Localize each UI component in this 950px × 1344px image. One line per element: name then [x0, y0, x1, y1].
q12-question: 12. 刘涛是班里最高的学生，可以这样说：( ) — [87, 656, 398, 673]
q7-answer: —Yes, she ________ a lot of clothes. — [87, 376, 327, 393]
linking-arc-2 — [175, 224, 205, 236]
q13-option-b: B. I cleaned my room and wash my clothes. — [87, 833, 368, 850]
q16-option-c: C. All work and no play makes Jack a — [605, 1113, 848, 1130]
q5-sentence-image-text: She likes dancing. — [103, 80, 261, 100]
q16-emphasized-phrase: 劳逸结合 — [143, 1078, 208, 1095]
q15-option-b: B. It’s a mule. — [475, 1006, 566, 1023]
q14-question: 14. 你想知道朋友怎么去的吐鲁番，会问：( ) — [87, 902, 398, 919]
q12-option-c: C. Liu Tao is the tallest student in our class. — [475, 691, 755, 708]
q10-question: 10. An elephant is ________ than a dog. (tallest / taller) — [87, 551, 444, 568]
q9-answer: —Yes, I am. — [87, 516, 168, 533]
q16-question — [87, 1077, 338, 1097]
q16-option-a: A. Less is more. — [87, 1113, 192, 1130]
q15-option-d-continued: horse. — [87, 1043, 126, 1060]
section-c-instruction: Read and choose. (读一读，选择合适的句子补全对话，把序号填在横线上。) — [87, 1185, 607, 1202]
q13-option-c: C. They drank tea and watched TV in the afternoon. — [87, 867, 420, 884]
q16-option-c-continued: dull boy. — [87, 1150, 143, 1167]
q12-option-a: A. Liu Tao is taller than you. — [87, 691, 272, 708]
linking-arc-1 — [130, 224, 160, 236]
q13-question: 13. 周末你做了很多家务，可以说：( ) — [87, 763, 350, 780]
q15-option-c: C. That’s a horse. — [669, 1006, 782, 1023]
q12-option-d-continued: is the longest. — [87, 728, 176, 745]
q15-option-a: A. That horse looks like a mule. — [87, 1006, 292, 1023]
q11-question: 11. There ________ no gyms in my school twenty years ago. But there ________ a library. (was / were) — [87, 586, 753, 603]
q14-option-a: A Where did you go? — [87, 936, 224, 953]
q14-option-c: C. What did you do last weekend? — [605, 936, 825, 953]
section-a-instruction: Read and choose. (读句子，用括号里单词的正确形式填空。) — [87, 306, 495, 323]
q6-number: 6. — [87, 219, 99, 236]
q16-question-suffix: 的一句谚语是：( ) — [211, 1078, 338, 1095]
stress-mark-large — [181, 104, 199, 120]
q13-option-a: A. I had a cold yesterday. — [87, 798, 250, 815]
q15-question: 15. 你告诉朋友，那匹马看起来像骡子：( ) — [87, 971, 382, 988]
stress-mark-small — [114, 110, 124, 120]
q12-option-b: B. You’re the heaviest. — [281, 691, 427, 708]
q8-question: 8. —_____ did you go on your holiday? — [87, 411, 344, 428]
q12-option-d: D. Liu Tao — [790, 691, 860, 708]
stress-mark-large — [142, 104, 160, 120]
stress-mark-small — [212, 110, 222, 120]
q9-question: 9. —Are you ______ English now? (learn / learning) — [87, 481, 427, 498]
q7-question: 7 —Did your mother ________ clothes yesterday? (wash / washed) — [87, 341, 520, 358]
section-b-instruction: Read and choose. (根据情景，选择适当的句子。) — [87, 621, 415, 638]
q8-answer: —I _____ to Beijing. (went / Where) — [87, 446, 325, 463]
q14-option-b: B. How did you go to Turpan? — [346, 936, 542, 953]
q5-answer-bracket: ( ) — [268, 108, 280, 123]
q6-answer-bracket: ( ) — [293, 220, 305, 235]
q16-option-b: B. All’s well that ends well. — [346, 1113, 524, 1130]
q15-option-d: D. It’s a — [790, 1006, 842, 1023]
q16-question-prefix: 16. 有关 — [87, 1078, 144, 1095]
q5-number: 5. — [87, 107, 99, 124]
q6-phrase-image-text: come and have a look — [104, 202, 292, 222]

--

THE REQUEST :: Rewrite the data above, swapping each "Read and choose" for "Read and select" and leaving every other character as it is.

RIGHT ANSWER ::
Localize each UI component in this 950px × 1344px image. One line per element: name then [x0, y0, x1, y1].
q12-question: 12. 刘涛是班里最高的学生，可以这样说：( ) — [87, 656, 398, 673]
q7-answer: —Yes, she ________ a lot of clothes. — [87, 376, 327, 393]
linking-arc-2 — [175, 224, 205, 236]
q13-option-b: B. I cleaned my room and wash my clothes. — [87, 833, 368, 850]
q16-option-c: C. All work and no play makes Jack a — [605, 1113, 848, 1130]
q5-sentence-image-text: She likes dancing. — [103, 80, 261, 100]
q16-emphasized-phrase: 劳逸结合 — [143, 1078, 208, 1095]
q15-option-b: B. It’s a mule. — [475, 1006, 566, 1023]
q14-question: 14. 你想知道朋友怎么去的吐鲁番，会问：( ) — [87, 902, 398, 919]
q12-option-c: C. Liu Tao is the tallest student in our class. — [475, 691, 755, 708]
q10-question: 10. An elephant is ________ than a dog. (tallest / taller) — [87, 551, 444, 568]
q9-answer: —Yes, I am. — [87, 516, 168, 533]
q16-question — [87, 1077, 338, 1097]
q16-option-a: A. Less is more. — [87, 1113, 192, 1130]
q15-option-d-continued: horse. — [87, 1043, 126, 1060]
section-c-instruction: Read and select. (读一读，选择合适的句子补全对话，把序号填在横线上。) — [87, 1185, 607, 1202]
q13-option-c: C. They drank tea and watched TV in the afternoon. — [87, 867, 420, 884]
q16-option-c-continued: dull boy. — [87, 1150, 143, 1167]
q12-option-a: A. Liu Tao is taller than you. — [87, 691, 272, 708]
linking-arc-1 — [130, 224, 160, 236]
q13-question: 13. 周末你做了很多家务，可以说：( ) — [87, 763, 350, 780]
q15-option-c: C. That’s a horse. — [669, 1006, 782, 1023]
q12-option-d-continued: is the longest. — [87, 728, 176, 745]
q15-option-a: A. That horse looks like a mule. — [87, 1006, 292, 1023]
q11-question: 11. There ________ no gyms in my school twenty years ago. But there ________ a library. (was / were) — [87, 586, 753, 603]
q14-option-a: A Where did you go? — [87, 936, 224, 953]
q14-option-c: C. What did you do last weekend? — [605, 936, 825, 953]
section-a-instruction: Read and select. (读句子，用括号里单词的正确形式填空。) — [87, 306, 495, 323]
q6-number: 6. — [87, 219, 99, 236]
q16-question-suffix: 的一句谚语是：( ) — [211, 1078, 338, 1095]
stress-mark-large — [181, 104, 199, 120]
q13-option-a: A. I had a cold yesterday. — [87, 798, 250, 815]
q15-question: 15. 你告诉朋友，那匹马看起来像骡子：( ) — [87, 971, 382, 988]
stress-mark-small — [114, 110, 124, 120]
q12-option-b: B. You’re the heaviest. — [281, 691, 427, 708]
q8-question: 8. —_____ did you go on your holiday? — [87, 411, 344, 428]
q12-option-d: D. Liu Tao — [790, 691, 860, 708]
stress-mark-large — [142, 104, 160, 120]
stress-mark-small — [212, 110, 222, 120]
q9-question: 9. —Are you ______ English now? (learn / learning) — [87, 481, 427, 498]
q7-question: 7 —Did your mother ________ clothes yesterday? (wash / washed) — [87, 341, 520, 358]
section-b-instruction: Read and select. (根据情景，选择适当的句子。) — [87, 621, 415, 638]
q8-answer: —I _____ to Beijing. (went / Where) — [87, 446, 325, 463]
q14-option-b: B. How did you go to Turpan? — [346, 936, 542, 953]
q5-answer-bracket: ( ) — [268, 108, 280, 123]
q6-answer-bracket: ( ) — [293, 220, 305, 235]
q16-option-b: B. All’s well that ends well. — [346, 1113, 524, 1130]
q15-option-d: D. It’s a — [790, 1006, 842, 1023]
q16-question-prefix: 16. 有关 — [87, 1078, 144, 1095]
q5-number: 5. — [87, 107, 99, 124]
q6-phrase-image-text: come and have a look — [104, 202, 292, 222]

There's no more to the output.